## TASK INSTRUCTIONS
Would you output the whole listing below, exactly as it reads?

#### RECORDS SHOWN ####

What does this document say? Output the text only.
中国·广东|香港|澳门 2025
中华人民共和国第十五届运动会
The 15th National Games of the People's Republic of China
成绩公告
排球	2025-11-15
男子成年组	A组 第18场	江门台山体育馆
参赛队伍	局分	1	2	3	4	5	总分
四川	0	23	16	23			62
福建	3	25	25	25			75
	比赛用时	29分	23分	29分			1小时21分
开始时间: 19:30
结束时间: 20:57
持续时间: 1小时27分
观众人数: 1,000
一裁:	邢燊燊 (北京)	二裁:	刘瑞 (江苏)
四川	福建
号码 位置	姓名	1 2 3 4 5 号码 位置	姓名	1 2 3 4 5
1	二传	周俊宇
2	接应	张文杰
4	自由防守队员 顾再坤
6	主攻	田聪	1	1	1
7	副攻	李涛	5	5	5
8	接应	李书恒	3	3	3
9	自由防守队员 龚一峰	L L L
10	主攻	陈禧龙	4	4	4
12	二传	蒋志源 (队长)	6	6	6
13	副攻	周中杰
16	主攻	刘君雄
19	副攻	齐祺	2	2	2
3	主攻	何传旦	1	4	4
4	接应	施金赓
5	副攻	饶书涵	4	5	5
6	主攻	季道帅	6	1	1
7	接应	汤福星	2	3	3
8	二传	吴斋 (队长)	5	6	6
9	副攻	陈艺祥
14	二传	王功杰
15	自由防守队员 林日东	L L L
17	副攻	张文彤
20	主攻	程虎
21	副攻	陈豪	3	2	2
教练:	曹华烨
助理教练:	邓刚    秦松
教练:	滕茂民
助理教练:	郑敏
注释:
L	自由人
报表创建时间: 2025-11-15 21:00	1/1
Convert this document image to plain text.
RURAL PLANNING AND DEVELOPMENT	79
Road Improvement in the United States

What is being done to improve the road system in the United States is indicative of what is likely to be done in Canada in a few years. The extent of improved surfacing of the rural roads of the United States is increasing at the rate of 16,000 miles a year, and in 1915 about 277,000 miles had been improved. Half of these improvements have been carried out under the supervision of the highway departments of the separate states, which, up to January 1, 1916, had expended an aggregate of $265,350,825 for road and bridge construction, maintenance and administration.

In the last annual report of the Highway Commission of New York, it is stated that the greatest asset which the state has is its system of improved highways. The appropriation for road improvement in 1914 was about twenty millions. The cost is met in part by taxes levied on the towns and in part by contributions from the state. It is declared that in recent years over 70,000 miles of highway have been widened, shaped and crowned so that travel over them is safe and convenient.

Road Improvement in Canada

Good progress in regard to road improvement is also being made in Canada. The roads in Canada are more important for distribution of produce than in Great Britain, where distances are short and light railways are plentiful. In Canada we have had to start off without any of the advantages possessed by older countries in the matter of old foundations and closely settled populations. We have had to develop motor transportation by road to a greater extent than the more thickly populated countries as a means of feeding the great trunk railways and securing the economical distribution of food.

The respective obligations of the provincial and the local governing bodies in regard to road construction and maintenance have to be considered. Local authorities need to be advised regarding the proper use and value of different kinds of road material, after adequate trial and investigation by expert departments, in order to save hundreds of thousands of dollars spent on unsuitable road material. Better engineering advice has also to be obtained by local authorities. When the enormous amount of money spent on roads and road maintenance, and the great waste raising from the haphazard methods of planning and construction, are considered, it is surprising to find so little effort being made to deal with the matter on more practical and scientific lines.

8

####

## ANSWER TO THIS TASK
What does this document say? Output the text only.
中国·广东|香港|澳门 2025
中华人民共和国第十五届运动会
The 15th National Games of the People's Republic of China
成绩公告
排球	2025-11-15
男子成年组	A组 第18场	江门台山体育馆
参赛队伍	局分	1	2	3	4	5	总分
四川	0	23	16	23			62
福建	3	25	25	25			75
	比赛用时	29分	23分	29分			1小时21分
开始时间: 19:30
结束时间: 20:57
持续时间: 1小时27分
观众人数: 1,000
一裁:	邢燊燊 (北京)	二裁:	刘瑞 (江苏)
四川	福建
号码 位置	姓名	1 2 3 4 5 号码 位置	姓名	1 2 3 4 5
1	二传	周俊宇
2	接应	张文杰
4	自由防守队员 顾再坤
6	主攻	田聪	1	1	1
7	副攻	李涛	5	5	5
8	接应	李书恒	3	3	3
9	自由防守队员 龚一峰	L L L
10	主攻	陈禧龙	4	4	4
12	二传	蒋志源 (队长)	6	6	6
13	副攻	周中杰
16	主攻	刘君雄
19	副攻	齐祺	2	2	2
3	主攻	何传旦	1	4	4
4	接应	施金赓
5	副攻	饶书涵	4	5	5
6	主攻	季道帅	6	1	1
7	接应	汤福星	2	3	3
8	二传	吴斋 (队长)	5	6	6
9	副攻	陈艺祥
14	二传	王功杰
15	自由防守队员 林日东	L L L
17	副攻	张文彤
20	主攻	程虎
21	副攻	陈豪	3	2	2
教练:	曹华烨
助理教练:	邓刚    秦松
教练:	滕茂民
助理教练:	郑敏
注释:
L	自由人
报表创建时间: 2025-11-15 21:00	1/1
Convert this document image to plain text.
RURAL PLANNING AND DEVELOPMENT	79
Road Improvement in the United States

What is being done to improve the road system in the United States is indicative of what is likely to be done in Canada in a few years. The extent of improved surfacing of the rural roads of the United States is increasing at the rate of 16,000 miles a year, and in 1915 about 277,000 miles had been improved. Half of these improvements have been carried out under the supervision of the highway departments of the separate states, which, up to January 1, 1916, had expended an aggregate of $265,350,825 for road and bridge construction, maintenance and administration.

In the last annual report of the Highway Commission of New York, it is stated that the greatest asset which the state has is its system of improved highways. The appropriation for road improvement in 1914 was about twenty millions. The cost is met in part by taxes levied on the towns and in part by contributions from the state. It is declared that in recent years over 70,000 miles of highway have been widened, shaped and crowned so that travel over them is safe and convenient.

Road Improvement in Canada

Good progress in regard to road improvement is also being made in Canada. The roads in Canada are more important for distribution of produce than in Great Britain, where distances are short and light railways are plentiful. In Canada we have had to start off without any of the advantages possessed by older countries in the matter of old foundations and closely settled populations. We have had to develop motor transportation by road to a greater extent than the more thickly populated countries as a means of feeding the great trunk railways and securing the economical distribution of food.

The respective obligations of the provincial and the local governing bodies in regard to road construction and maintenance have to be considered. Local authorities need to be advised regarding the proper use and value of different kinds of road material, after adequate trial and investigation by expert departments, in order to save hundreds of thousands of dollars spent on unsuitable road material. Better engineering advice has also to be obtained by local authorities. When the enormous amount of money spent on roads and road maintenance, and the great waste raising from the haphazard methods of planning and construction, are considered, it is surprising to find so little effort being made to deal with the matter on more practical and scientific lines.

8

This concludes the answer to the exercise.